-------- Raw records

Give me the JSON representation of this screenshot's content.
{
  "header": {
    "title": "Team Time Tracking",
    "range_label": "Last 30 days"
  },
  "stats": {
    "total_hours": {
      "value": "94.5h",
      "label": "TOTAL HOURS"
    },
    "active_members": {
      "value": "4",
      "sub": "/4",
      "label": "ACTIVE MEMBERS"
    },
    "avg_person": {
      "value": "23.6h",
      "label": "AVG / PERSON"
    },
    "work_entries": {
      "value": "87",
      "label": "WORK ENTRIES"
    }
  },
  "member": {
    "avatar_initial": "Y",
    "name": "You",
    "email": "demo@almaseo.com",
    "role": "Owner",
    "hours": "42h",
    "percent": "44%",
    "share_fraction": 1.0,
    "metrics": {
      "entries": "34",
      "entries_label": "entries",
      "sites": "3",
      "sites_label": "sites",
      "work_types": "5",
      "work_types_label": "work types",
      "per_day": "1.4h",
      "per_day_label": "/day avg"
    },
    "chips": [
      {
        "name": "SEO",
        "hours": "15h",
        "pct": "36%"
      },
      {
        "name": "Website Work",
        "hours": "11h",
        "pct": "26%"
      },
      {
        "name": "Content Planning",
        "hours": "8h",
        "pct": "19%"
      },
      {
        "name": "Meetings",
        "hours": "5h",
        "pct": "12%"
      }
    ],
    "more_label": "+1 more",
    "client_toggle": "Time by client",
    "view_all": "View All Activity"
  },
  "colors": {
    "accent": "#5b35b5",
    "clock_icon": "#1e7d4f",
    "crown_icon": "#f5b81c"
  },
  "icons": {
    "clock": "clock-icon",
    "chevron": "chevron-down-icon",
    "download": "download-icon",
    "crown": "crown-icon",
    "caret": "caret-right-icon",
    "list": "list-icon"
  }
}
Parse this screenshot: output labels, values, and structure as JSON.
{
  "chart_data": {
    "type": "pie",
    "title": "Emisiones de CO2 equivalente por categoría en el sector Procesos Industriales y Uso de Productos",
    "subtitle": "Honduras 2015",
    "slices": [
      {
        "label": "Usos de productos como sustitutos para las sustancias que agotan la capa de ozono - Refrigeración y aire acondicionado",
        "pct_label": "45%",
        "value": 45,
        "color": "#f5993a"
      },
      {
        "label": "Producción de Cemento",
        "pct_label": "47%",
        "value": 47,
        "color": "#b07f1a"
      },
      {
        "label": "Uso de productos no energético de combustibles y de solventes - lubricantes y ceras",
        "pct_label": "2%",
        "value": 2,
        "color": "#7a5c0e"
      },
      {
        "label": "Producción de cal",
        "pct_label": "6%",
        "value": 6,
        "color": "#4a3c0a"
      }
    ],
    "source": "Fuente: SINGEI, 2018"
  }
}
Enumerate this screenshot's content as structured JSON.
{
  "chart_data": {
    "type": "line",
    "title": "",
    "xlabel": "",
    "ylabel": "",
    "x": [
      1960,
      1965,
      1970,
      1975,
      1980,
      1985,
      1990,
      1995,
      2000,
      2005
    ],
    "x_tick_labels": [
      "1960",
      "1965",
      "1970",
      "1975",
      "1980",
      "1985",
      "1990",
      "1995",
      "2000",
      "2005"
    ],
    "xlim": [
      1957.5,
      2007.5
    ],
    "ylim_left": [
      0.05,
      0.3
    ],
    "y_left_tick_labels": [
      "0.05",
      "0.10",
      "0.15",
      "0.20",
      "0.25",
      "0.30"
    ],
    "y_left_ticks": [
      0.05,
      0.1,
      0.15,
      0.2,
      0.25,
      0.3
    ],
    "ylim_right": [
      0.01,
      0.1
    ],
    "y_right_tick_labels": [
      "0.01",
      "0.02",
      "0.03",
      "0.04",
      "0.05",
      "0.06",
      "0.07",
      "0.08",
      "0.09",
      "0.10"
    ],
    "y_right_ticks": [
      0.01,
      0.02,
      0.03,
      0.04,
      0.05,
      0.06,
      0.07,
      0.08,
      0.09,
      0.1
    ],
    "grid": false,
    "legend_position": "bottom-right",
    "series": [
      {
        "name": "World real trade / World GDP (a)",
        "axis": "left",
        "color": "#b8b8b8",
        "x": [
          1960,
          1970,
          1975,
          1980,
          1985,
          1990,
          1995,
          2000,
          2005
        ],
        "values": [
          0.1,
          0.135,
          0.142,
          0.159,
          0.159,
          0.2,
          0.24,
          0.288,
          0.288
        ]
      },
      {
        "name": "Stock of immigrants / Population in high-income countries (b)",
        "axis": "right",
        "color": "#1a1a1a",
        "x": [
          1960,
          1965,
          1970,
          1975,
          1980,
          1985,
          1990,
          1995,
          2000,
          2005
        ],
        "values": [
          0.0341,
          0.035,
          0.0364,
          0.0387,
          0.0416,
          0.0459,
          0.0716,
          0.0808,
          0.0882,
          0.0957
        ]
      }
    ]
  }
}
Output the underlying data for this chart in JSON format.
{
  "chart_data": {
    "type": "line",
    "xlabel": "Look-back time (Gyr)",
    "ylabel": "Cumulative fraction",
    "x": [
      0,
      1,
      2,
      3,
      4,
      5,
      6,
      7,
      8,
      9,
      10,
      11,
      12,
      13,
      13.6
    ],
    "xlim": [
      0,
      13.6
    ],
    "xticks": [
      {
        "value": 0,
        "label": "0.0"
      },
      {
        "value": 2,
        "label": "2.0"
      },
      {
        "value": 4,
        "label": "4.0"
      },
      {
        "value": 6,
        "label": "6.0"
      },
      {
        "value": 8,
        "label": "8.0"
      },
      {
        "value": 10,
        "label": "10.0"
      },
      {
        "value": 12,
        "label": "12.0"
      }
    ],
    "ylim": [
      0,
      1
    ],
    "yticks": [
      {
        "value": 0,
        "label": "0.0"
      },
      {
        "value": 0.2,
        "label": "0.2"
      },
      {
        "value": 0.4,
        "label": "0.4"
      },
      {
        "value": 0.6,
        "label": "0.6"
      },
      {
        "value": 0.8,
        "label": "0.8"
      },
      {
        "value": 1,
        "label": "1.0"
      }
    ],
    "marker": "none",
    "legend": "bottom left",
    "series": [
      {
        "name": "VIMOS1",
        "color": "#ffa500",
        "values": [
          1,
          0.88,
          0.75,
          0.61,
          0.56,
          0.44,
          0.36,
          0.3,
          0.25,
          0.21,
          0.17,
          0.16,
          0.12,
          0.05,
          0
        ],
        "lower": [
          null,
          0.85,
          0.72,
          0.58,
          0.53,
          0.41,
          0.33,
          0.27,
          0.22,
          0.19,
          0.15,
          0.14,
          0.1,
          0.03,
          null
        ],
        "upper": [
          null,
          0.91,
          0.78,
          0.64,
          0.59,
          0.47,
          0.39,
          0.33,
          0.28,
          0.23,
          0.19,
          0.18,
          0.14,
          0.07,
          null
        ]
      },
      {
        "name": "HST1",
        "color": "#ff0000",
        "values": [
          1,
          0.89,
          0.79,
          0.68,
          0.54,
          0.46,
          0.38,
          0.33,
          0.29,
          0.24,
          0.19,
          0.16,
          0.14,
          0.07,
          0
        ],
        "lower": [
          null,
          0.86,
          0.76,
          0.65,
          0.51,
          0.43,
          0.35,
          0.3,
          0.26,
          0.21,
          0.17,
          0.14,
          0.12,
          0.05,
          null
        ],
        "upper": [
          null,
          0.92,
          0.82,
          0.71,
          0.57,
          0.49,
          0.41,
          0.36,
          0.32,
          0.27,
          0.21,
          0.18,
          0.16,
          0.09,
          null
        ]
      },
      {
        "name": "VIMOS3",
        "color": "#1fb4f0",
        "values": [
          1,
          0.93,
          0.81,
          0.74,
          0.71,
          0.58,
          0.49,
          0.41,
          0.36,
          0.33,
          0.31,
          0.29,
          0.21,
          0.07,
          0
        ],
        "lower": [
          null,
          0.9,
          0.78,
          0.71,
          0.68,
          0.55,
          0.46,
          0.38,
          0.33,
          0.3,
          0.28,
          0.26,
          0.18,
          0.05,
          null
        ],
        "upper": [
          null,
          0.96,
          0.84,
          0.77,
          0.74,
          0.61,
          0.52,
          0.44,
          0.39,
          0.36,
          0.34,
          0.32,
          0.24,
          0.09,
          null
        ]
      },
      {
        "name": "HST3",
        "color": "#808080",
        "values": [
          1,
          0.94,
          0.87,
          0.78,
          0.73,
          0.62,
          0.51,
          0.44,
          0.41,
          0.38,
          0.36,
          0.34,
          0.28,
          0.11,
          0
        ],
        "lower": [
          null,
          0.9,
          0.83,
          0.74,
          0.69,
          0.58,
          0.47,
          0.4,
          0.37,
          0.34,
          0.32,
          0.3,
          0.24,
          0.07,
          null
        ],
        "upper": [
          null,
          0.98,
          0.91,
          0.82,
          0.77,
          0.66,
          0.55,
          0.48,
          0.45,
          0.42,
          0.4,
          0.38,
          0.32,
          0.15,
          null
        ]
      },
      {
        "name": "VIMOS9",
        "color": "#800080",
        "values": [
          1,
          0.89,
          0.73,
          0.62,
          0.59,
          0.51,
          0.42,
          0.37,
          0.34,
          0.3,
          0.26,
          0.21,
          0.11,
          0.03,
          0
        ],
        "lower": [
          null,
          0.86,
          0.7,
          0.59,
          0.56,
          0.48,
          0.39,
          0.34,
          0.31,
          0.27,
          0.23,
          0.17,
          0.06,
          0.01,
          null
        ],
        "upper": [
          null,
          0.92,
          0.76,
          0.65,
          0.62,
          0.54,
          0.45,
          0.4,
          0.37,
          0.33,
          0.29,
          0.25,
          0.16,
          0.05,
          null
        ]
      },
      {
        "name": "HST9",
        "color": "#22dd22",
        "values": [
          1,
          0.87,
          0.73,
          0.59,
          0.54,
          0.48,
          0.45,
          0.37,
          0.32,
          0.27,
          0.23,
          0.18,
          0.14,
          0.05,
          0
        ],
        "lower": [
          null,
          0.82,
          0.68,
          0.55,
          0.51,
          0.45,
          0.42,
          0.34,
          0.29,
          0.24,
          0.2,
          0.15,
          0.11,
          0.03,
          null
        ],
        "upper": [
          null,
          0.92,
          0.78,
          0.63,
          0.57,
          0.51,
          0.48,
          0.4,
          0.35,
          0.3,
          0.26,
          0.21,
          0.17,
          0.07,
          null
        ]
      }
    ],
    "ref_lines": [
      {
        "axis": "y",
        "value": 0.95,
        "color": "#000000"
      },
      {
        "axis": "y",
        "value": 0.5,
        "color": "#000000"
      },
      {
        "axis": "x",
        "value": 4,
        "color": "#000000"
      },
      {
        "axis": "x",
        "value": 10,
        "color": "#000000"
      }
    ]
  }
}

----------------

Given request -> Reply with one number only: the count of lines in the entries that contain "ylabel".

Written response -> 2